## What this task involves
State the number of lines with the string "name" in them, and nothing else.

(Records)
>> Begin

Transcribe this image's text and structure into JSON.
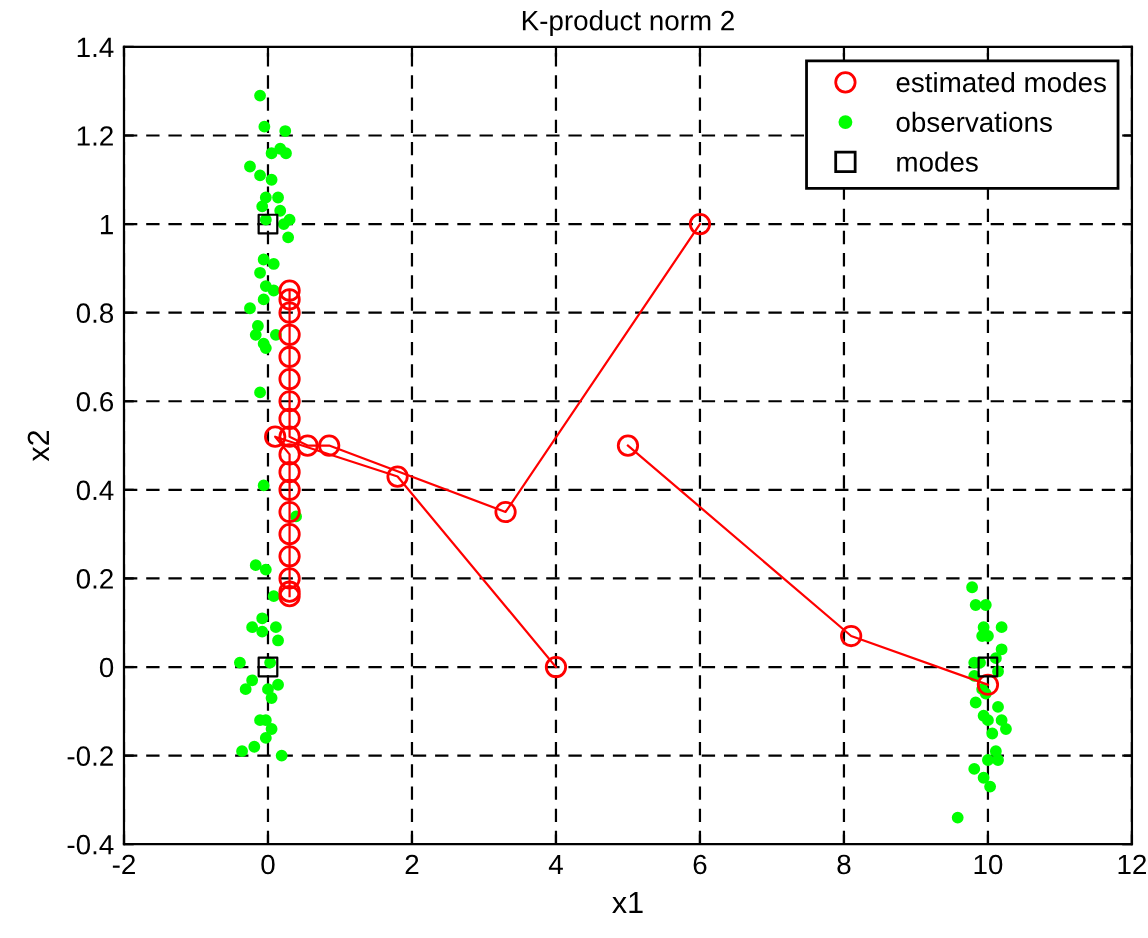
{
  "chart_data": {
    "type": "line",
    "title": "K-product norm 2",
    "xlabel": "x1",
    "ylabel": "x2",
    "xlim": [
      -2,
      12
    ],
    "xticks": [
      -2,
      0,
      2,
      4,
      6,
      8,
      10,
      12
    ],
    "ylim": [
      -0.4,
      1.4
    ],
    "yticks": [
      -0.4,
      -0.2,
      0,
      0.2,
      0.4,
      0.6,
      0.8,
      1,
      1.2,
      1.4
    ],
    "grid": true,
    "legend": "top right",
    "series": [
      {
        "name": "estimated modes",
        "marker": "circle",
        "color": "#ff0000",
        "x": [
          6,
          3.3,
          0.85,
          0.55,
          0.3,
          0.3,
          0.3,
          0.3,
          0.3,
          0.3,
          0.3,
          0.3,
          0.3
        ],
        "values": [
          1.0,
          0.35,
          0.5,
          0.5,
          0.52,
          0.56,
          0.6,
          0.65,
          0.7,
          0.75,
          0.8,
          0.83,
          0.85
        ]
      },
      {
        "marker": "circle",
        "color": "#ff0000",
        "x": [
          4,
          1.8,
          0.1,
          0.3,
          0.3,
          0.3,
          0.3,
          0.3,
          0.3,
          0.3,
          0.3,
          0.3
        ],
        "values": [
          0,
          0.43,
          0.52,
          0.48,
          0.44,
          0.4,
          0.35,
          0.3,
          0.25,
          0.2,
          0.17,
          0.16
        ]
      },
      {
        "marker": "circle",
        "color": "#ff0000",
        "x": [
          5,
          8.1,
          10
        ],
        "values": [
          0.5,
          0.07,
          -0.04
        ]
      },
      {
        "name": "observations",
        "type": "scatter",
        "marker": "circle",
        "color": "#00ff00",
        "x": [
          -0.11,
          -0.05,
          0.24,
          0.05,
          0.17,
          0.25,
          -0.25,
          -0.11,
          0.05,
          -0.03,
          0.14,
          -0.08,
          0.17,
          -0.03,
          0.3,
          0.22,
          0.28,
          -0.06,
          0.08,
          -0.11,
          -0.03,
          0.08,
          -0.06,
          -0.25,
          -0.14,
          -0.17,
          0.11,
          -0.06,
          -0.03,
          -0.11,
          -0.06,
          0.39,
          -0.17,
          -0.03,
          0.08,
          -0.08,
          -0.22,
          0.11,
          -0.08,
          0.14,
          -0.39,
          0.03,
          -0.22,
          0.14,
          -0.31,
          0.0,
          0.05,
          -0.03,
          -0.11,
          0.05,
          -0.03,
          -0.19,
          -0.36,
          0.19,
          9.78,
          9.83,
          9.97,
          9.94,
          10.19,
          9.92,
          10.0,
          10.19,
          10.11,
          9.81,
          9.89,
          10.14,
          9.81,
          9.92,
          9.97,
          9.83,
          10.14,
          9.94,
          10.19,
          10.0,
          10.25,
          10.06,
          10.11,
          10.0,
          10.14,
          9.81,
          9.94,
          10.03,
          9.58
        ],
        "values": [
          1.29,
          1.22,
          1.21,
          1.16,
          1.17,
          1.16,
          1.13,
          1.11,
          1.1,
          1.06,
          1.06,
          1.04,
          1.03,
          1.01,
          1.01,
          1.0,
          0.97,
          0.92,
          0.91,
          0.89,
          0.86,
          0.85,
          0.83,
          0.81,
          0.77,
          0.75,
          0.75,
          0.73,
          0.72,
          0.62,
          0.41,
          0.34,
          0.23,
          0.22,
          0.16,
          0.11,
          0.09,
          0.09,
          0.08,
          0.06,
          0.01,
          0.01,
          -0.03,
          -0.04,
          -0.05,
          -0.05,
          -0.07,
          -0.12,
          -0.12,
          -0.14,
          -0.16,
          -0.18,
          -0.19,
          -0.2,
          0.18,
          0.14,
          0.14,
          0.09,
          0.09,
          0.07,
          0.07,
          0.04,
          0.02,
          0.01,
          0.01,
          -0.01,
          -0.02,
          -0.05,
          -0.06,
          -0.08,
          -0.09,
          -0.11,
          -0.12,
          -0.12,
          -0.14,
          -0.15,
          -0.19,
          -0.21,
          -0.21,
          -0.23,
          -0.25,
          -0.27,
          -0.34
        ]
      },
      {
        "name": "modes",
        "type": "scatter",
        "marker": "square",
        "color": "#000000",
        "x": [
          0,
          0,
          10
        ],
        "values": [
          1,
          0,
          0
        ]
      }
    ]
  }
}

>> End

## Expected output
3